*INSTRUCTION*. Look through the material and copy each line holding "Kapazität".

*PROVIDED MATERIAL*.
******************************
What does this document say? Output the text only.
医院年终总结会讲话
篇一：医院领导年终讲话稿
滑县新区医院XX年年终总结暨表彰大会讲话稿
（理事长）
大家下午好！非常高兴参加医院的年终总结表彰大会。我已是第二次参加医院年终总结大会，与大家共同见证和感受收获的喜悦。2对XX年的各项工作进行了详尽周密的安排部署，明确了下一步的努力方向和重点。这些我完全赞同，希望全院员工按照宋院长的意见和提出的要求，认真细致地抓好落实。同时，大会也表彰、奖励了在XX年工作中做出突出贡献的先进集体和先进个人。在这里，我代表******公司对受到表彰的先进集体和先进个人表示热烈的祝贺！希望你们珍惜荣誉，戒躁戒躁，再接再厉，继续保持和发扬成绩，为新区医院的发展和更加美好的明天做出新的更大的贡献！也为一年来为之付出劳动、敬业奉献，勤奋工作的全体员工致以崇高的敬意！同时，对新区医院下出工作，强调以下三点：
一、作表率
******************************
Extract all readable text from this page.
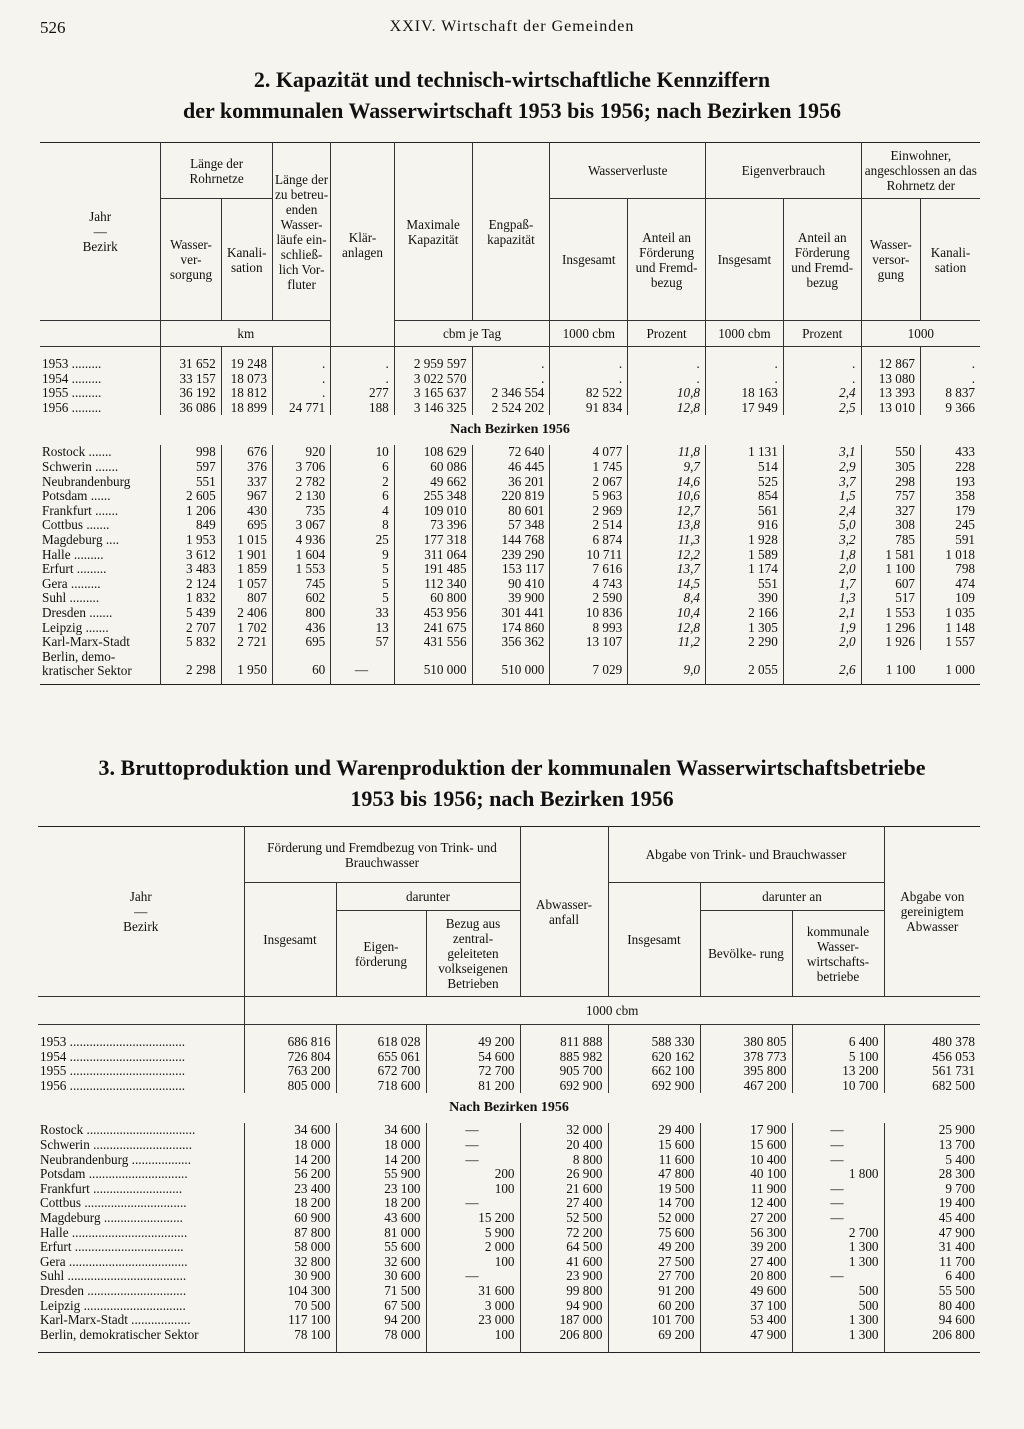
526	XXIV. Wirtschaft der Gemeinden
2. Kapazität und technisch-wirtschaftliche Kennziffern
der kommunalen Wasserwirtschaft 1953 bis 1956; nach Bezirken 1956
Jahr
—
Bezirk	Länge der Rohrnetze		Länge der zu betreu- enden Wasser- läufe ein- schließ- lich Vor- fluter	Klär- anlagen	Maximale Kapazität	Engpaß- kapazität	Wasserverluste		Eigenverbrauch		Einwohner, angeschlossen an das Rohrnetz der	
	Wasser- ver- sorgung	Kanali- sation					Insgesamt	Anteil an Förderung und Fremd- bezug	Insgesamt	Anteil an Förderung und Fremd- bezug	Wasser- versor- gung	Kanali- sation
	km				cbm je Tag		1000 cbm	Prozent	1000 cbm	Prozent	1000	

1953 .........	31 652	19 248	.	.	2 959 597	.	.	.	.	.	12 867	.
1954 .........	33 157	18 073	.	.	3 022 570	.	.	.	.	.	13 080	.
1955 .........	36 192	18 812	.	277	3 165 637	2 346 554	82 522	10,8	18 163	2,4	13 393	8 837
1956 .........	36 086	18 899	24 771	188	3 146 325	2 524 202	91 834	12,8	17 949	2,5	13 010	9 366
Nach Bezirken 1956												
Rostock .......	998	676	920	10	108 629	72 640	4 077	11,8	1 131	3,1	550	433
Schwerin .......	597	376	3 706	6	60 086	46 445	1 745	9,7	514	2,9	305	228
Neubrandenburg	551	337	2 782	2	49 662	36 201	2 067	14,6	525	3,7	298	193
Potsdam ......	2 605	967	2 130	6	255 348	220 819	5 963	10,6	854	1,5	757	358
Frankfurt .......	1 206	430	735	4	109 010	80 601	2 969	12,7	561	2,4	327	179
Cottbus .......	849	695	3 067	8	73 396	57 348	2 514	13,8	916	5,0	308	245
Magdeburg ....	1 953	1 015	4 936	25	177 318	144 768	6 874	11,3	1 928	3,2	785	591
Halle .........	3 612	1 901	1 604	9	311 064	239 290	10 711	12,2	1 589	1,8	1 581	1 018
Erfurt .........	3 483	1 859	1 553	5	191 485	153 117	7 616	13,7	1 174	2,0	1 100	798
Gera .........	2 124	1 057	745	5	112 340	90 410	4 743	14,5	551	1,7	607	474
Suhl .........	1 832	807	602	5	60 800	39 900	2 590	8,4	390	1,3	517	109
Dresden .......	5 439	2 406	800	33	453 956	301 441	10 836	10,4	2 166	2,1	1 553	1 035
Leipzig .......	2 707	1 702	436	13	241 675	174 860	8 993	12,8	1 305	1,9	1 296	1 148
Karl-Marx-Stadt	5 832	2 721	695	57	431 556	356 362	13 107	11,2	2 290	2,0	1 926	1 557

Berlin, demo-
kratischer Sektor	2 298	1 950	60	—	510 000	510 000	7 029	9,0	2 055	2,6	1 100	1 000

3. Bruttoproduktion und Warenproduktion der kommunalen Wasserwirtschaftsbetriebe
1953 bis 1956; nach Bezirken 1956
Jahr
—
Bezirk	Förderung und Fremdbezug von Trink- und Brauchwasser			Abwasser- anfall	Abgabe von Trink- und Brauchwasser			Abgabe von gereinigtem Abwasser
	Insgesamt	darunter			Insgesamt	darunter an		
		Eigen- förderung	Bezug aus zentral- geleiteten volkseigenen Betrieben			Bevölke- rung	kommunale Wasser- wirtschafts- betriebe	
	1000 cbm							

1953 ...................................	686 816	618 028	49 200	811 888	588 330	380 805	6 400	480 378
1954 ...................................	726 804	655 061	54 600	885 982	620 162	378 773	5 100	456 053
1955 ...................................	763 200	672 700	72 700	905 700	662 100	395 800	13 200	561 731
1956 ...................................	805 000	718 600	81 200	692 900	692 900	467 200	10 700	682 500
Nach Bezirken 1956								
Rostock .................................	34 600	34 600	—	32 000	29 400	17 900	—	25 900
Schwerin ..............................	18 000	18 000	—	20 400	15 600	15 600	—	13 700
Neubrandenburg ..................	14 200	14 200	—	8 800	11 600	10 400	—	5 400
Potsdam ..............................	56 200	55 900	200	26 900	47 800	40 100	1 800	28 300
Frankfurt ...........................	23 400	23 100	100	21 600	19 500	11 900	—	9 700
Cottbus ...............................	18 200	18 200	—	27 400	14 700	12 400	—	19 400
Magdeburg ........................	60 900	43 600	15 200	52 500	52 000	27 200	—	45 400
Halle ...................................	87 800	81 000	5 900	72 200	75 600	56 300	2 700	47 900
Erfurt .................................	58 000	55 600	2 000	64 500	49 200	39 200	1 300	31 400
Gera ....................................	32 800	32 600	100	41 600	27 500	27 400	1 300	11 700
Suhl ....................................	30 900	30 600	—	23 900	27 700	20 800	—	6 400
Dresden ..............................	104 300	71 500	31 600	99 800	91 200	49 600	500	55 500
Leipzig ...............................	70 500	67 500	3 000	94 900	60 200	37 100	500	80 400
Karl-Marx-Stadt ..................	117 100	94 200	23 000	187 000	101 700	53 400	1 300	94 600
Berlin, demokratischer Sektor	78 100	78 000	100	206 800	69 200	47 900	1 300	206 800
******************************
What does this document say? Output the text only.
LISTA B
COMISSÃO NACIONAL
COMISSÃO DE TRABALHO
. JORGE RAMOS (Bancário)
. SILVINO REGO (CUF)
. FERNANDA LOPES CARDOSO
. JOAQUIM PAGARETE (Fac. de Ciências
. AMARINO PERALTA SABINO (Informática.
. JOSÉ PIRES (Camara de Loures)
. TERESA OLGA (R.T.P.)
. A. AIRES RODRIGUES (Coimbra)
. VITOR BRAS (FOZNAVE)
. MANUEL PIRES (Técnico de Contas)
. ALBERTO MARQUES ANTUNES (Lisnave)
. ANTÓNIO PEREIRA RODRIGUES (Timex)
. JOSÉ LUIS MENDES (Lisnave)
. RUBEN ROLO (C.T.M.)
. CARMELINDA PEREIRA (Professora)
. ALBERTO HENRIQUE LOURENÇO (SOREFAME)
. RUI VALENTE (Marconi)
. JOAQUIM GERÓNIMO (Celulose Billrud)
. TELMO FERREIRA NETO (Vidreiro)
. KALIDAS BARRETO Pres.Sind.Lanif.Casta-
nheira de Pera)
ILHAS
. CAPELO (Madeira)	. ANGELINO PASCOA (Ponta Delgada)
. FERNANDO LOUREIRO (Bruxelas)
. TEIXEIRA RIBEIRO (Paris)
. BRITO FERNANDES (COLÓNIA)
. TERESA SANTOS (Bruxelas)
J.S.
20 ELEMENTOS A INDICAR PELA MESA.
******************************
*COMPLETED TASK*.
2. Kapazität und technisch-wirtschaftliche Kennziffern
Bezirk	Länge der Rohrnetze		Länge der zu betreu- enden Wasser- läufe ein- schließ- lich Vor- fluter	Klär- anlagen	Maximale Kapazität	Engpaß- kapazität	Wasserverluste		Eigenverbrauch		Einwohner, angeschlossen an das Rohrnetz der	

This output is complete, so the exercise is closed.